* [Exercise aim]
Report every line in the listing below where the string "this" shows up.

-- Start Data for the task --

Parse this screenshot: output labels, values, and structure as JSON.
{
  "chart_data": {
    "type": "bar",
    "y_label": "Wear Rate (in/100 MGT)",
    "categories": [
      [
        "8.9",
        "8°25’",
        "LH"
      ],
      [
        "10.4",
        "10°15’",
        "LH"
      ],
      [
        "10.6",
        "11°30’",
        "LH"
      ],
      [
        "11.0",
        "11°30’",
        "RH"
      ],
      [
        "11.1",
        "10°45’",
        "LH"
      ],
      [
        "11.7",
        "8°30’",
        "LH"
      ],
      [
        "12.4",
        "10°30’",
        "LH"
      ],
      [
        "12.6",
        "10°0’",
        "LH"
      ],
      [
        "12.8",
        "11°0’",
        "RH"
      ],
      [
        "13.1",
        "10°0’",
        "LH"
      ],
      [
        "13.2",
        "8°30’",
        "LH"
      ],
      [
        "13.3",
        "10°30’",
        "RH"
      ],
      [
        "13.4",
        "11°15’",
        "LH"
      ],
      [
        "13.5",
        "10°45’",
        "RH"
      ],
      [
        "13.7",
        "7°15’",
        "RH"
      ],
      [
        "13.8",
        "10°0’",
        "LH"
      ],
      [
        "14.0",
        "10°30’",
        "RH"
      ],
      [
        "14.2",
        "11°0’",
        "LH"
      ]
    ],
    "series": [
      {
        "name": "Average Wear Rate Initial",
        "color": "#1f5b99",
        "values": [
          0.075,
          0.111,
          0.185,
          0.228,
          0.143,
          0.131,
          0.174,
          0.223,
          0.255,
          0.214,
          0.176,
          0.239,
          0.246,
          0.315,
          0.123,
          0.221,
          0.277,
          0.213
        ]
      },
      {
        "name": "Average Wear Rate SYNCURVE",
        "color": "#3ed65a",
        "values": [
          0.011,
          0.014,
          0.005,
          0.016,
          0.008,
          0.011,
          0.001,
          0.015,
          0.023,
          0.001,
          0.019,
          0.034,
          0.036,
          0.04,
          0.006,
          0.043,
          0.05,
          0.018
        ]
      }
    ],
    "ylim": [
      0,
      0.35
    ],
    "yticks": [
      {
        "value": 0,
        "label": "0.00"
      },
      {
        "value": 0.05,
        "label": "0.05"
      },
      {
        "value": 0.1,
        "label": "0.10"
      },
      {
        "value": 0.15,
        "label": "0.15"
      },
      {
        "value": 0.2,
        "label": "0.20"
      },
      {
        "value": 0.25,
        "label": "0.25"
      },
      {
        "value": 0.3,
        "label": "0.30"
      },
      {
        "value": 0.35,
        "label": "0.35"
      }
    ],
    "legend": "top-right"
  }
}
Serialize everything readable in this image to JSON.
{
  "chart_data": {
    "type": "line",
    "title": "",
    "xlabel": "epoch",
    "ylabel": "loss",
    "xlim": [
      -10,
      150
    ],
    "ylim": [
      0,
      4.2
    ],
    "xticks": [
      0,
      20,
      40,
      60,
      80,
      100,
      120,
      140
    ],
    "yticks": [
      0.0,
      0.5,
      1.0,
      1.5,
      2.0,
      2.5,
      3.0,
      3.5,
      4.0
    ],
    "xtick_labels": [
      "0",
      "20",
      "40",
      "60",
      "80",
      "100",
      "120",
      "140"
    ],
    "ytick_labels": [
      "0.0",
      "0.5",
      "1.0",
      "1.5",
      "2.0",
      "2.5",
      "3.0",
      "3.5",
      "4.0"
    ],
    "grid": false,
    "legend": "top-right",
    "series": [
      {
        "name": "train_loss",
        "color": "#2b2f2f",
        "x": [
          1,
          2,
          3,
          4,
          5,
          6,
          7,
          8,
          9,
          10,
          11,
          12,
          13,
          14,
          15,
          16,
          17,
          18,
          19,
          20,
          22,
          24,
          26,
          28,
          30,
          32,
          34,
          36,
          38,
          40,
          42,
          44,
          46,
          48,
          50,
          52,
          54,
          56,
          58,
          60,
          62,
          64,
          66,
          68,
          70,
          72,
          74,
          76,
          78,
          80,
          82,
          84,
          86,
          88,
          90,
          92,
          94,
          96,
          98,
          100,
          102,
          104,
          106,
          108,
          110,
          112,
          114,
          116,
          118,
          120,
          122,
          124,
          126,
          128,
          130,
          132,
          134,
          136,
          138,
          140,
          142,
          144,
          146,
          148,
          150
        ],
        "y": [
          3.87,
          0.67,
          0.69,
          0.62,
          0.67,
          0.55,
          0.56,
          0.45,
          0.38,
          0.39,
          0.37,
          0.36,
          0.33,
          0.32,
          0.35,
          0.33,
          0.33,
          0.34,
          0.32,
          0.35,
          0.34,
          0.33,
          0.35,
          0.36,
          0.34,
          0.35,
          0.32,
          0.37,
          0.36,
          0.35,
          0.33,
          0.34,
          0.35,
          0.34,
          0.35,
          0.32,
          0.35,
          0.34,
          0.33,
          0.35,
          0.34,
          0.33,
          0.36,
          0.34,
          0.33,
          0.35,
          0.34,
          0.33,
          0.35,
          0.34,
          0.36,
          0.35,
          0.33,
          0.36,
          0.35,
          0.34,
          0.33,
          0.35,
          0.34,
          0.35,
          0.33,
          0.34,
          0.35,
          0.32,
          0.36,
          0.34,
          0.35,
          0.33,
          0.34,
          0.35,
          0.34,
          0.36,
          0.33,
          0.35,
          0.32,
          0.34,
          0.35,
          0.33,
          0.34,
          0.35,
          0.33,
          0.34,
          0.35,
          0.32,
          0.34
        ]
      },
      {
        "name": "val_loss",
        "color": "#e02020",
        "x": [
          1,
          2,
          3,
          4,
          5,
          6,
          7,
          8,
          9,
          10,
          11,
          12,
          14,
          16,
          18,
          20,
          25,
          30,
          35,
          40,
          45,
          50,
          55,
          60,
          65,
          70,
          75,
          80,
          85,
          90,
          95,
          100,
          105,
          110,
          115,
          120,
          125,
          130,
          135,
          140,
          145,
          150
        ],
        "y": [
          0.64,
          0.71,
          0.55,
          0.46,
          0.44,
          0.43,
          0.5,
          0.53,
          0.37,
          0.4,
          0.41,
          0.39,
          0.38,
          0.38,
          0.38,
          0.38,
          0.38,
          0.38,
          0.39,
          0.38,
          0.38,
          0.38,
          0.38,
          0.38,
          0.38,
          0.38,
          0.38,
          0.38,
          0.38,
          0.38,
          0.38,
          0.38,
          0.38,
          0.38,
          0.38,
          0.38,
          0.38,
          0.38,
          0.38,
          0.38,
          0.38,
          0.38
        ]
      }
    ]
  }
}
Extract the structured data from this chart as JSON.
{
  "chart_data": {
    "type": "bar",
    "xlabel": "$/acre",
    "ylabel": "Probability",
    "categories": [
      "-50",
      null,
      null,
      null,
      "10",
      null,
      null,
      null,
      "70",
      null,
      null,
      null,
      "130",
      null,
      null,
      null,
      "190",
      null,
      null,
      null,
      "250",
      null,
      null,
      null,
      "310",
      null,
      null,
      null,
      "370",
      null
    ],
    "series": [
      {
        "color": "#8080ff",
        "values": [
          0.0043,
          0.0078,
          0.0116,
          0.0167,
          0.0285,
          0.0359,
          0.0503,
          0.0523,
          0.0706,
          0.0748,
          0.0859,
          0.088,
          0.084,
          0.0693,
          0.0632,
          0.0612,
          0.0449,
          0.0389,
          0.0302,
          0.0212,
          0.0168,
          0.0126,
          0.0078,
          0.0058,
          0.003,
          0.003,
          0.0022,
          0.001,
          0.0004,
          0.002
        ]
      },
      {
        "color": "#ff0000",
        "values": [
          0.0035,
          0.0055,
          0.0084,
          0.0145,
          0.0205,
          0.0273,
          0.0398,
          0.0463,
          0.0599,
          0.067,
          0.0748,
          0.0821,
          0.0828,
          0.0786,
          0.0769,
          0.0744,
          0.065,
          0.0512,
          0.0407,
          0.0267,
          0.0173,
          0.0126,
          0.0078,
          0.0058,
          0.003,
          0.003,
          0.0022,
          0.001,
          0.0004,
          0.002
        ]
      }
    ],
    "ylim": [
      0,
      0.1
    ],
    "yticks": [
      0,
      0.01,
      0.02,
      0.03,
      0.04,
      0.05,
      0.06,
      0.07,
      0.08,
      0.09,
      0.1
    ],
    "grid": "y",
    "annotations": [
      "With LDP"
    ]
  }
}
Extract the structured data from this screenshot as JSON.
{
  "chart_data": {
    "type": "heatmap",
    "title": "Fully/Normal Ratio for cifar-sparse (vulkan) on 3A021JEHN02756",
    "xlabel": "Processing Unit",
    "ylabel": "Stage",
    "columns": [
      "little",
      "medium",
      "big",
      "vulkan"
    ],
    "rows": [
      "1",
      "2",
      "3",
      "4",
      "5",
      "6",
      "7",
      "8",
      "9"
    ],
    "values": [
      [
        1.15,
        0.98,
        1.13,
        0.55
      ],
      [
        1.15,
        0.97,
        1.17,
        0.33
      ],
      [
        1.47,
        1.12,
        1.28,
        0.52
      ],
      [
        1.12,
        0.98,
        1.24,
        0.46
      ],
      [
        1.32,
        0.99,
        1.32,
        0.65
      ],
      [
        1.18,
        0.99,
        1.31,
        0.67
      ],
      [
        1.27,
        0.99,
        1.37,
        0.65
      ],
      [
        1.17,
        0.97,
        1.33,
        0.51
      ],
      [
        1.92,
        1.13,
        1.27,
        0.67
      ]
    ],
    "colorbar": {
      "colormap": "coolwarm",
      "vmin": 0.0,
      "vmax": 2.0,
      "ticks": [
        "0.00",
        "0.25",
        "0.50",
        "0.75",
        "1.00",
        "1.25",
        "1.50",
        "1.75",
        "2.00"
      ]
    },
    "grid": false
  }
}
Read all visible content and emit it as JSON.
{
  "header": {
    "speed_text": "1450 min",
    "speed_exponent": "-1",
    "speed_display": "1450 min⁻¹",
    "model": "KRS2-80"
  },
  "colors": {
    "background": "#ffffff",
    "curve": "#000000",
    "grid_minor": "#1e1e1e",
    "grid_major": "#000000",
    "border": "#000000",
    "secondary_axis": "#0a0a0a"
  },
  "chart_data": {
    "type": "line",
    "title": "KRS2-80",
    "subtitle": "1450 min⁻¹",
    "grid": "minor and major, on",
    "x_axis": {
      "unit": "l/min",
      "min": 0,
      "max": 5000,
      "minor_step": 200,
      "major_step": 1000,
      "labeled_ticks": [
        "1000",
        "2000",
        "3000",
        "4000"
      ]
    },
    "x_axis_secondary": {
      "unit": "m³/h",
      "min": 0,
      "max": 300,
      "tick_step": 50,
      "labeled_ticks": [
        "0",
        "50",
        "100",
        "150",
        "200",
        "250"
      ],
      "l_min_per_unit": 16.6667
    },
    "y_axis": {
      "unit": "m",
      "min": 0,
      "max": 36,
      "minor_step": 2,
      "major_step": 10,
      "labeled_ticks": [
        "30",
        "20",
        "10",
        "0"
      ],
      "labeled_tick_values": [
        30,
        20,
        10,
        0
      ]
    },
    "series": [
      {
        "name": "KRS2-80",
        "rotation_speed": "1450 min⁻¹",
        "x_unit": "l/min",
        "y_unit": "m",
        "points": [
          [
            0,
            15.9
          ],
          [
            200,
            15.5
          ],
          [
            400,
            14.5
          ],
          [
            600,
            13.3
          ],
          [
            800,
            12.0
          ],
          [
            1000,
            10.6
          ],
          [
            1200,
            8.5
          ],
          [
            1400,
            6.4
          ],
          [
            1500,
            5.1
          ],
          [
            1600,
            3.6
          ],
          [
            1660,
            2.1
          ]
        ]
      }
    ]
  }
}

-- End Data for the task --

* [The solution]
Parse this screenshot: output labels, values, and structure as JSON.
Serialize everything readable in this image to JSON.
Extract the structured data from this chart as JSON.
Extract the structured data from this screenshot as JSON.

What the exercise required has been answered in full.